#### Problem requirements:
Identify every line in the records below that contains the word "this", and copy each of those lines.
▼▼▼
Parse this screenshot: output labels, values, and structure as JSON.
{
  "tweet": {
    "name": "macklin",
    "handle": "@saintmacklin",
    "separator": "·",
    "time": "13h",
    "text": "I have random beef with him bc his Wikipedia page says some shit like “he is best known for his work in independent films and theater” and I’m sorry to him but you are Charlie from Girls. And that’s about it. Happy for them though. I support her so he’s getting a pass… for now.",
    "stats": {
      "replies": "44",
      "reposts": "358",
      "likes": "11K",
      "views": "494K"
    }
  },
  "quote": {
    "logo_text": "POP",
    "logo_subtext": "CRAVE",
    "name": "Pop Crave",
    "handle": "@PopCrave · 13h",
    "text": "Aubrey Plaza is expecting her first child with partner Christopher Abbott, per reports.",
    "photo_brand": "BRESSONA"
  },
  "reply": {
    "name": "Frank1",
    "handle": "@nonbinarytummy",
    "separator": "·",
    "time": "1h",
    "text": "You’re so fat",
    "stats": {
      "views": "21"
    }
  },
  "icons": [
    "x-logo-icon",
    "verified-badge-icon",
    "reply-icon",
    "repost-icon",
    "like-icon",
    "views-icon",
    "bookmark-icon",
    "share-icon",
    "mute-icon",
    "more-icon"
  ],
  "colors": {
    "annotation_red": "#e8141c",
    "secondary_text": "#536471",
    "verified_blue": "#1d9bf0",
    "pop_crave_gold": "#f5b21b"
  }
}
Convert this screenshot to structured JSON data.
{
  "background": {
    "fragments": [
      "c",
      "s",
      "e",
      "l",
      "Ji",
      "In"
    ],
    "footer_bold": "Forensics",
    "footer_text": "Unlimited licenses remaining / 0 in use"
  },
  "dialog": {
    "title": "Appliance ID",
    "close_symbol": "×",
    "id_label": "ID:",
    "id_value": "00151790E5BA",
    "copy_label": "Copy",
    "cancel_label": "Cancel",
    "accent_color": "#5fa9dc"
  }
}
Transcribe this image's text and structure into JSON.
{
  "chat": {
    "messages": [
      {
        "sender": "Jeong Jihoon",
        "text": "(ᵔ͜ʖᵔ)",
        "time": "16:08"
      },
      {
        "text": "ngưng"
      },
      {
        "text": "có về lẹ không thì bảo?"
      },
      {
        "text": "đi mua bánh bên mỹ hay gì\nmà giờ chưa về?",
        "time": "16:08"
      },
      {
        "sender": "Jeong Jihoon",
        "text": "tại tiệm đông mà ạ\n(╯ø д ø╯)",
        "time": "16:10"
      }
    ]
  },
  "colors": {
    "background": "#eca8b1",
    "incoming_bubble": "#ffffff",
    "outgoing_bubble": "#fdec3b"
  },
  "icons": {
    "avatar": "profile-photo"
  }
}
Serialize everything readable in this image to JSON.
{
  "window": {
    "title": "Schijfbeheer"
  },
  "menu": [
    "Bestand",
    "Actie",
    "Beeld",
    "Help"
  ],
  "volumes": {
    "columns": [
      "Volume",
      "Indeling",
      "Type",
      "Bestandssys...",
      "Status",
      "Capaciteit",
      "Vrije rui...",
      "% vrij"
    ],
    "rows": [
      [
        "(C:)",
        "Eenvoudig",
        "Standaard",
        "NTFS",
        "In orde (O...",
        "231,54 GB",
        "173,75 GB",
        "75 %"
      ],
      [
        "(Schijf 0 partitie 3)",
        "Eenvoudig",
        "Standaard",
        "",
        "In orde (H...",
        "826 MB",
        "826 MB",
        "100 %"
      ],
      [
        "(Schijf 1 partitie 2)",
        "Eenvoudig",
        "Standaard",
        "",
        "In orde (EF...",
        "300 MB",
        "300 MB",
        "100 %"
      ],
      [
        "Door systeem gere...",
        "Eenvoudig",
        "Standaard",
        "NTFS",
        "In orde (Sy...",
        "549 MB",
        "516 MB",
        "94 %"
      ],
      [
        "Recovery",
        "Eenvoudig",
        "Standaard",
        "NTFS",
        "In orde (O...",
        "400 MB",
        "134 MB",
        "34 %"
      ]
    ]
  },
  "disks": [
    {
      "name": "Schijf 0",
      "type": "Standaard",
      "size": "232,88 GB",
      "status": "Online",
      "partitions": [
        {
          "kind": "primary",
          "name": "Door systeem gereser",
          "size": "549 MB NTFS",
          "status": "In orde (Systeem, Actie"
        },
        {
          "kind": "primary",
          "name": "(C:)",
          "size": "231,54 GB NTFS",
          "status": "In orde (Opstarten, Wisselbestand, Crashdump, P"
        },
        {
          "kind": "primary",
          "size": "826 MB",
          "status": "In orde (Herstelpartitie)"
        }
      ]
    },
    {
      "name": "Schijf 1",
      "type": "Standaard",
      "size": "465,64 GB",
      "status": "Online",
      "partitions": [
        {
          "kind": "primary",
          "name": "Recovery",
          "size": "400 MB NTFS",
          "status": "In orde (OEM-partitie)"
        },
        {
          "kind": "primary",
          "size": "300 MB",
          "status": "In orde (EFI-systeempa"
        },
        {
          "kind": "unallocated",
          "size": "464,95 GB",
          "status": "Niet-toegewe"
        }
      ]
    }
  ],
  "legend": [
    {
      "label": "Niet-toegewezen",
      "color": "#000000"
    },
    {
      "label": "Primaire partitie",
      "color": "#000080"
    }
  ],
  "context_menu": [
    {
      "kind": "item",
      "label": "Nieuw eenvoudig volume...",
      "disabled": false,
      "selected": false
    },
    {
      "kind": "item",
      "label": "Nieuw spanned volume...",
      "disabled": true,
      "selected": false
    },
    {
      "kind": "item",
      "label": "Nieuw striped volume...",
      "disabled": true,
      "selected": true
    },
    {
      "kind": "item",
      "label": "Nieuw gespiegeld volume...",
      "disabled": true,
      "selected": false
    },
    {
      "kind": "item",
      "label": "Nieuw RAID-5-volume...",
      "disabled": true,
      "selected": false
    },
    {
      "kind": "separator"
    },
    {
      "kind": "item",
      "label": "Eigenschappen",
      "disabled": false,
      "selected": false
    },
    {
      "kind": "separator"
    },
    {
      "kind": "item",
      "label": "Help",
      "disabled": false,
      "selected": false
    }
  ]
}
▲▲▲
#### The solution:
Parse this screenshot: output labels, values, and structure as JSON.
Convert this screenshot to structured JSON data.
Transcribe this image's text and structure into JSON.
Serialize everything readable in this image to JSON.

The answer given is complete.